[Rows from a dataset]
⁂

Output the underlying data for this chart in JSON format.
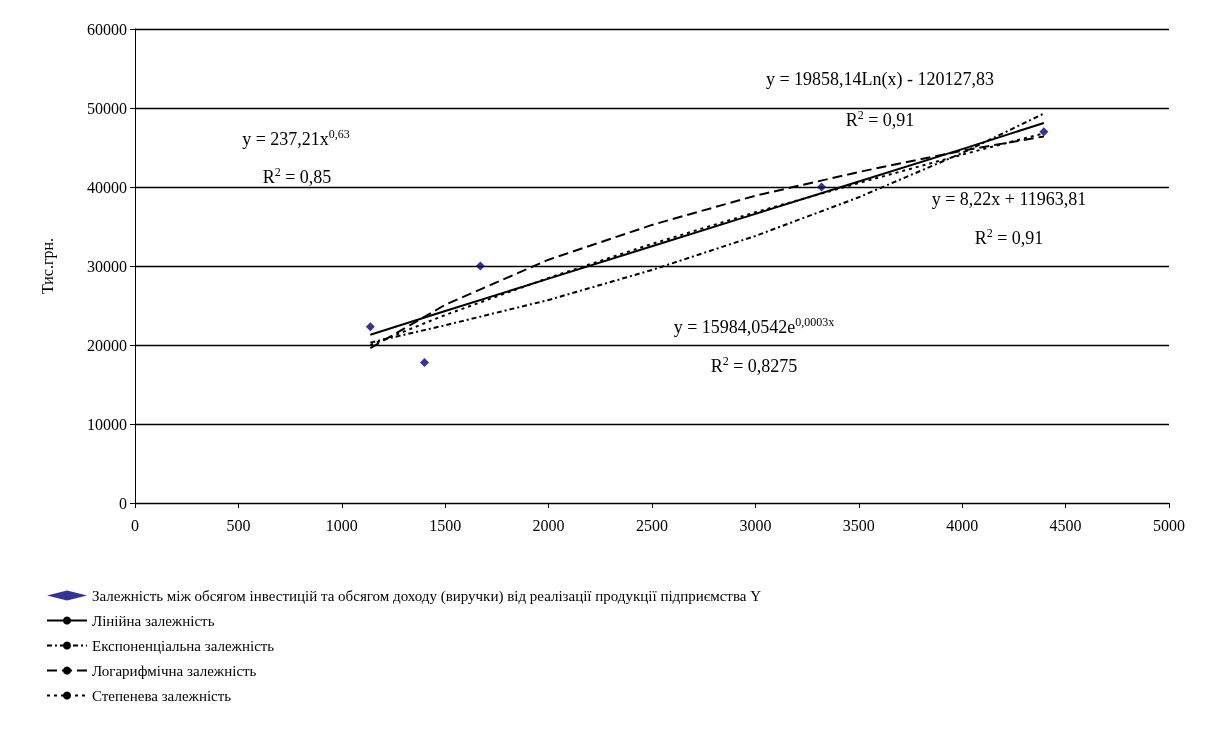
{
  "chart_data": {
    "type": "scatter",
    "ylabel": "Тис.грн.",
    "xlim": [
      0,
      5000
    ],
    "xticks": [
      0,
      500,
      1000,
      1500,
      2000,
      2500,
      3000,
      3500,
      4000,
      4500,
      5000
    ],
    "ylim": [
      0,
      60000
    ],
    "yticks": [
      0,
      10000,
      20000,
      30000,
      40000,
      50000,
      60000
    ],
    "grid": "y",
    "legend": "bottom",
    "series": [
      {
        "name": "Залежність між обсягом інвестицій та обсягом доходу (виручки) від реалізації продукції підприємства Y",
        "marker": "diamond",
        "color": "#000080",
        "x": [
          1138,
          1400,
          1670,
          3320,
          4395
        ],
        "values": [
          22300,
          17800,
          30000,
          40000,
          47000
        ]
      },
      {
        "name": "Лінійна залежність",
        "type": "line",
        "marker": "none",
        "line_style": "solid",
        "color": "#000000",
        "x": [
          1138,
          1500,
          2000,
          2500,
          3000,
          3500,
          4000,
          4395
        ],
        "values": [
          21300,
          24300,
          28400,
          32500,
          36600,
          40700,
          44800,
          48100
        ]
      },
      {
        "name": "Експоненціальна залежність",
        "type": "line",
        "marker": "none",
        "line_style": "dashed",
        "color": "#000000",
        "x": [
          1138,
          1500,
          2000,
          2500,
          3000,
          3500,
          4000,
          4395
        ],
        "values": [
          20300,
          22500,
          25700,
          29500,
          33800,
          38700,
          44300,
          49300
        ]
      },
      {
        "name": "Логарифмічна залежність",
        "type": "line",
        "marker": "none",
        "line_style": "dashed",
        "color": "#000000",
        "x": [
          1138,
          1500,
          2000,
          2500,
          3000,
          3500,
          4000,
          4395
        ],
        "values": [
          19600,
          25100,
          30800,
          35200,
          38900,
          41900,
          44600,
          46400
        ]
      },
      {
        "name": "Степенева залежність",
        "type": "line",
        "marker": "none",
        "line_style": "dotted",
        "color": "#000000",
        "x": [
          1138,
          1500,
          2000,
          2500,
          3000,
          3500,
          4000,
          4395
        ],
        "values": [
          20000,
          23800,
          28500,
          32800,
          36800,
          40500,
          44100,
          46800
        ]
      }
    ],
    "annotations": [
      "y = 237,21x$^{0,63}$",
      "R$^{2}$ = 0,85",
      "y = 19858,14Ln(x) - 120127,83",
      "R$^{2}$ = 0,91",
      "y = 8,22x + 11963,81",
      "R$^{2}$ = 0,91",
      "y = 15984,0542e$^{0,0003x}$",
      "R$^{2}$ = 0,8275"
    ]
  }
}
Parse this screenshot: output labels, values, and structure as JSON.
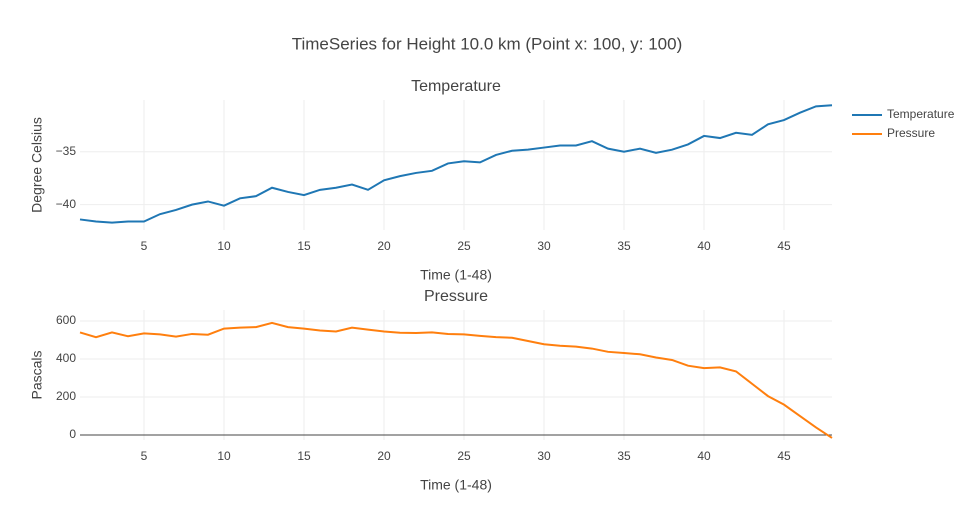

⁂

-- Do this --
Reproduce each line exactly as it appears, omitting the pictures.

-- Task solution --
Output the underlying data for this chart in JSON format.
{
  "chart_data": {
    "type": "scatter",
    "ylabel": "Тис.грн.",
    "xlim": [
      0,
      5000
    ],
    "xticks": [
      0,
      500,
      1000,
      1500,
      2000,
      2500,
      3000,
      3500,
      4000,
      4500,
      5000
    ],
    "ylim": [
      0,
      60000
    ],
    "yticks": [
      0,
      10000,
      20000,
      30000,
      40000,
      50000,
      60000
    ],
    "grid": "y",
    "legend": "bottom",
    "series": [
      {
        "name": "Залежність між обсягом інвестицій та обсягом доходу (виручки) від реалізації продукції підприємства Y",
        "marker": "diamond",
        "color": "#000080",
        "x": [
          1138,
          1400,
          1670,
          3320,
          4395
        ],
        "values": [
          22300,
          17800,
          30000,
          40000,
          47000
        ]
      },
      {
        "name": "Лінійна залежність",
        "type": "line",
        "marker": "none",
        "line_style": "solid",
        "color": "#000000",
        "x": [
          1138,
          1500,
          2000,
          2500,
          3000,
          3500,
          4000,
          4395
        ],
        "values": [
          21300,
          24300,
          28400,
          32500,
          36600,
          40700,
          44800,
          48100
        ]
      },
      {
        "name": "Експоненціальна залежність",
        "type": "line",
        "marker": "none",
        "line_style": "dashed",
        "color": "#000000",
        "x": [
          1138,
          1500,
          2000,
          2500,
          3000,
          3500,
          4000,
          4395
        ],
        "values": [
          20300,
          22500,
          25700,
          29500,
          33800,
          38700,
          44300,
          49300
        ]
      },
      {
        "name": "Логарифмічна залежність",
        "type": "line",
        "marker": "none",
        "line_style": "dashed",
        "color": "#000000",
        "x": [
          1138,
          1500,
          2000,
          2500,
          3000,
          3500,
          4000,
          4395
        ],
        "values": [
          19600,
          25100,
          30800,
          35200,
          38900,
          41900,
          44600,
          46400
        ]
      },
      {
        "name": "Степенева залежність",
        "type": "line",
        "marker": "none",
        "line_style": "dotted",
        "color": "#000000",
        "x": [
          1138,
          1500,
          2000,
          2500,
          3000,
          3500,
          4000,
          4395
        ],
        "values": [
          20000,
          23800,
          28500,
          32800,
          36800,
          40500,
          44100,
          46800
        ]
      }
    ],
    "annotations": [
      "y = 237,21x$^{0,63}$",
      "R$^{2}$ = 0,85",
      "y = 19858,14Ln(x) - 120127,83",
      "R$^{2}$ = 0,91",
      "y = 8,22x + 11963,81",
      "R$^{2}$ = 0,91",
      "y = 15984,0542e$^{0,0003x}$",
      "R$^{2}$ = 0,8275"
    ]
  }
}
Parse this screenshot: output labels, values, and structure as JSON.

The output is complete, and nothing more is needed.